ABOUT THIS TASK — Reproduce the following essay on respect and care for gays, word for word and in full.

───── TEXT SECTION ─────

What can we do to make people respect and care for gays?

Identifying a specific group of people to be regarded with respect and care is an approach to an issue akin to “preaching to the choir.” Those who already understand, appreciate, and embrace the concept of positive support toward a marginalized group don’t need to be reminded of their mistreatment and told they should not mistreat them.

Meanwhile, those who already harbour ill will to marginalized groups tend to respond with ill feelings toward the message while citing reasons why such a sentiment is exclusionary to them and their feelings. This is why “All Lives Matter” became a response to the message “Black Lives Matter.”

That black lives are snuffed out at rates which prominently indicate a social bias against them that results in a significant degree of avoidable victimization is irrelevant to them in this issue. Such people already feel victimized themselves, and providing positive attention toward other marginalized groups gives them the excuse to feel even more marginalized than they already do.

It may be true that they are not victimized to any additional degree by statistical contrast. However, a large part of their animosity is derived from feeling marginalized from society in general.

The marginalization they feel is universal. The extremes of income disparity we live with today universally exacerbate anxieties throughout the population. In contrast, only those who do not live with economic insecurity find some insulation from the challenges of daily living.

Encouraging people to develop respect for and care for others requires addressing the barriers preventing them from alienating others from a small and shrinking circle of safety in the face of an increasing array of reasons for insecurity.

Most people are already clear that when life is good for them and without survival issues predominating their concerns, it’s much easier to be open to strangers. Strangers are always viewed as a threat when life itself feels threatened. Accepting strangers without instinctively assuming they’re an additional threat to pile onto their activated fight-or-flight instinct is much easier when life isn’t under an omnipresent threat. Increased anxiety levels are a consequence of our economic disparity. Fixing that makes it easier for people to open themselves up to tribal outsiders naturally.

───── RECORD EXCERPTS ─────

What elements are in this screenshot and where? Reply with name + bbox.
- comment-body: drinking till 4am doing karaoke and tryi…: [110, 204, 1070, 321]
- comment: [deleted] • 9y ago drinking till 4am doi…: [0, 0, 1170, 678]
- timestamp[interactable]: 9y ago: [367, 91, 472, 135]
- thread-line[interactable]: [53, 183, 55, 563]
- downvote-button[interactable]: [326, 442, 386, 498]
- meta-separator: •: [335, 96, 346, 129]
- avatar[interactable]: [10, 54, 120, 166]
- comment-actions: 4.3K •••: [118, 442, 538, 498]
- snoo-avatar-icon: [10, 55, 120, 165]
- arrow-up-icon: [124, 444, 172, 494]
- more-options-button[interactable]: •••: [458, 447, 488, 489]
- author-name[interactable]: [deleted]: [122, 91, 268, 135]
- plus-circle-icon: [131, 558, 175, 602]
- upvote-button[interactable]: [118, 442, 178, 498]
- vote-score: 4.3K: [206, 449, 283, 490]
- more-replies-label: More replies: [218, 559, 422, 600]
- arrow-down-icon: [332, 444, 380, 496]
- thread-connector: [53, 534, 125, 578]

─────

RESULT FOR THIS EXERCISE —
What can we do to make people respect and care for gays?

Identifying a specific group of people to be regarded with respect and care is an approach to an issue akin to “preaching to the choir.” Those who already understand, appreciate, and embrace the concept of positive support toward a marginalized group don’t need to be reminded of their mistreatment and told they should not mistreat them.

Meanwhile, those who already harbour ill will to marginalized groups tend to respond with ill feelings toward the message while citing reasons why such a sentiment is exclusionary to them and their feelings. This is why “All Lives Matter” became a response to the message “Black Lives Matter.”

That black lives are snuffed out at rates which prominently indicate a social bias against them that results in a significant degree of avoidable victimization is irrelevant to them in this issue. Such people already feel victimized themselves, and providing positive attention toward other marginalized groups gives them the excuse to feel even more marginalized than they already do.

It may be true that they are not victimized to any additional degree by statistical contrast. However, a large part of their animosity is derived from feeling marginalized from society in general.

The marginalization they feel is universal. The extremes of income disparity we live with today universally exacerbate anxieties throughout the population. In contrast, only those who do not live with economic insecurity find some insulation from the challenges of daily living.

Encouraging people to develop respect for and care for others requires addressing the barriers preventing them from alienating others from a small and shrinking circle of safety in the face of an increasing array of reasons for insecurity.

Most people are already clear that when life is good for them and without survival issues predominating their concerns, it’s much easier to be open to strangers. Strangers are always viewed as a threat when life itself feels threatened. Accepting strangers without instinctively assuming they’re an additional threat to pile onto their activated fight-or-flight instinct is much easier when life isn’t under an omnipresent threat. Increased anxiety levels are a consequence of our economic disparity. Fixing that makes it easier for people to open themselves up to tribal outsiders naturally.